Available records —
========
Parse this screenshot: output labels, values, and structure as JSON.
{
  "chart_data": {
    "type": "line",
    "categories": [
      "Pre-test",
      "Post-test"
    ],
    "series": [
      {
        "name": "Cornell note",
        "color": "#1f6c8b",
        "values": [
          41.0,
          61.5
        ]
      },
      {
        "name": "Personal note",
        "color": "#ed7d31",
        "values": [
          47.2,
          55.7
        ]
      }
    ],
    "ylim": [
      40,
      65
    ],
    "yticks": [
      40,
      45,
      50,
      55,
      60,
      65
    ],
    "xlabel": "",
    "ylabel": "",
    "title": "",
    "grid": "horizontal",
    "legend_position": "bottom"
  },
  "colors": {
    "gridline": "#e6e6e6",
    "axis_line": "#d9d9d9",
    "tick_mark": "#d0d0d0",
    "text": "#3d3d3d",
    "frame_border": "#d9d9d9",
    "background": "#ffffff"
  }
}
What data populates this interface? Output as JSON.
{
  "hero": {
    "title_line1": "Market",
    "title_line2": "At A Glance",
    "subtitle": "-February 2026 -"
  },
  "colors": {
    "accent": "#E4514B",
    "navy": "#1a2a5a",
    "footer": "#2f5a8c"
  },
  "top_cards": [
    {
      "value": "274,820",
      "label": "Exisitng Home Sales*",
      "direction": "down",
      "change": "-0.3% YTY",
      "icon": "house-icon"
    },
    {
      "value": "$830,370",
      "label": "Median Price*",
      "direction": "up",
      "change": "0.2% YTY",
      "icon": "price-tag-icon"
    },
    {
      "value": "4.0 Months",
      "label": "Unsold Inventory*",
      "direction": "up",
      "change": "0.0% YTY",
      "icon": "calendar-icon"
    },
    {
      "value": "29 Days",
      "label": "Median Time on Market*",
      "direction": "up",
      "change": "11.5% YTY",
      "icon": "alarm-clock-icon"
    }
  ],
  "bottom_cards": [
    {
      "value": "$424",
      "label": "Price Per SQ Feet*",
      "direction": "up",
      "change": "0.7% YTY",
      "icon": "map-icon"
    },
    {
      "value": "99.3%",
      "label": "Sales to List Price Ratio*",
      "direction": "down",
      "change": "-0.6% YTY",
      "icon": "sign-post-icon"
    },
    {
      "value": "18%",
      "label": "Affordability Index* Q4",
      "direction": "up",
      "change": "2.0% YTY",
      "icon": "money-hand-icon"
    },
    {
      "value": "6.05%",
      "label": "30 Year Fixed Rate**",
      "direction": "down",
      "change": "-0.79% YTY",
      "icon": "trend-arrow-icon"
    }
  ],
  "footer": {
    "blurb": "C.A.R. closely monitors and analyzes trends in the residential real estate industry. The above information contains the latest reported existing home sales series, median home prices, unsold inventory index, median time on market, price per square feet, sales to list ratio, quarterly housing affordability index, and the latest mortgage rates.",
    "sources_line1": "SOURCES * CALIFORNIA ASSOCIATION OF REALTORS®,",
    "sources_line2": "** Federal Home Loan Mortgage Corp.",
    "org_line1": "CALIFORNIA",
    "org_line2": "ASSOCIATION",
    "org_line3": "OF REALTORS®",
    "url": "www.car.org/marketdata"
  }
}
========
Print the records above in full, exactly.

Full response —
Parse this screenshot: output labels, values, and structure as JSON.
{
  "chart_data": {
    "type": "line",
    "categories": [
      "Pre-test",
      "Post-test"
    ],
    "series": [
      {
        "name": "Cornell note",
        "color": "#1f6c8b",
        "values": [
          41.0,
          61.5
        ]
      },
      {
        "name": "Personal note",
        "color": "#ed7d31",
        "values": [
          47.2,
          55.7
        ]
      }
    ],
    "ylim": [
      40,
      65
    ],
    "yticks": [
      40,
      45,
      50,
      55,
      60,
      65
    ],
    "xlabel": "",
    "ylabel": "",
    "title": "",
    "grid": "horizontal",
    "legend_position": "bottom"
  },
  "colors": {
    "gridline": "#e6e6e6",
    "axis_line": "#d9d9d9",
    "tick_mark": "#d0d0d0",
    "text": "#3d3d3d",
    "frame_border": "#d9d9d9",
    "background": "#ffffff"
  }
}
What data populates this interface? Output as JSON.
{
  "hero": {
    "title_line1": "Market",
    "title_line2": "At A Glance",
    "subtitle": "-February 2026 -"
  },
  "colors": {
    "accent": "#E4514B",
    "navy": "#1a2a5a",
    "footer": "#2f5a8c"
  },
  "top_cards": [
    {
      "value": "274,820",
      "label": "Exisitng Home Sales*",
      "direction": "down",
      "change": "-0.3% YTY",
      "icon": "house-icon"
    },
    {
      "value": "$830,370",
      "label": "Median Price*",
      "direction": "up",
      "change": "0.2% YTY",
      "icon": "price-tag-icon"
    },
    {
      "value": "4.0 Months",
      "label": "Unsold Inventory*",
      "direction": "up",
      "change": "0.0% YTY",
      "icon": "calendar-icon"
    },
    {
      "value": "29 Days",
      "label": "Median Time on Market*",
      "direction": "up",
      "change": "11.5% YTY",
      "icon": "alarm-clock-icon"
    }
  ],
  "bottom_cards": [
    {
      "value": "$424",
      "label": "Price Per SQ Feet*",
      "direction": "up",
      "change": "0.7% YTY",
      "icon": "map-icon"
    },
    {
      "value": "99.3%",
      "label": "Sales to List Price Ratio*",
      "direction": "down",
      "change": "-0.6% YTY",
      "icon": "sign-post-icon"
    },
    {
      "value": "18%",
      "label": "Affordability Index* Q4",
      "direction": "up",
      "change": "2.0% YTY",
      "icon": "money-hand-icon"
    },
    {
      "value": "6.05%",
      "label": "30 Year Fixed Rate**",
      "direction": "down",
      "change": "-0.79% YTY",
      "icon": "trend-arrow-icon"
    }
  ],
  "footer": {
    "blurb": "C.A.R. closely monitors and analyzes trends in the residential real estate industry. The above information contains the latest reported existing home sales series, median home prices, unsold inventory index, median time on market, price per square feet, sales to list ratio, quarterly housing affordability index, and the latest mortgage rates.",
    "sources_line1": "SOURCES * CALIFORNIA ASSOCIATION OF REALTORS®,",
    "sources_line2": "** Federal Home Loan Mortgage Corp.",
    "org_line1": "CALIFORNIA",
    "org_line2": "ASSOCIATION",
    "org_line3": "OF REALTORS®",
    "url": "www.car.org/marketdata"
  }
}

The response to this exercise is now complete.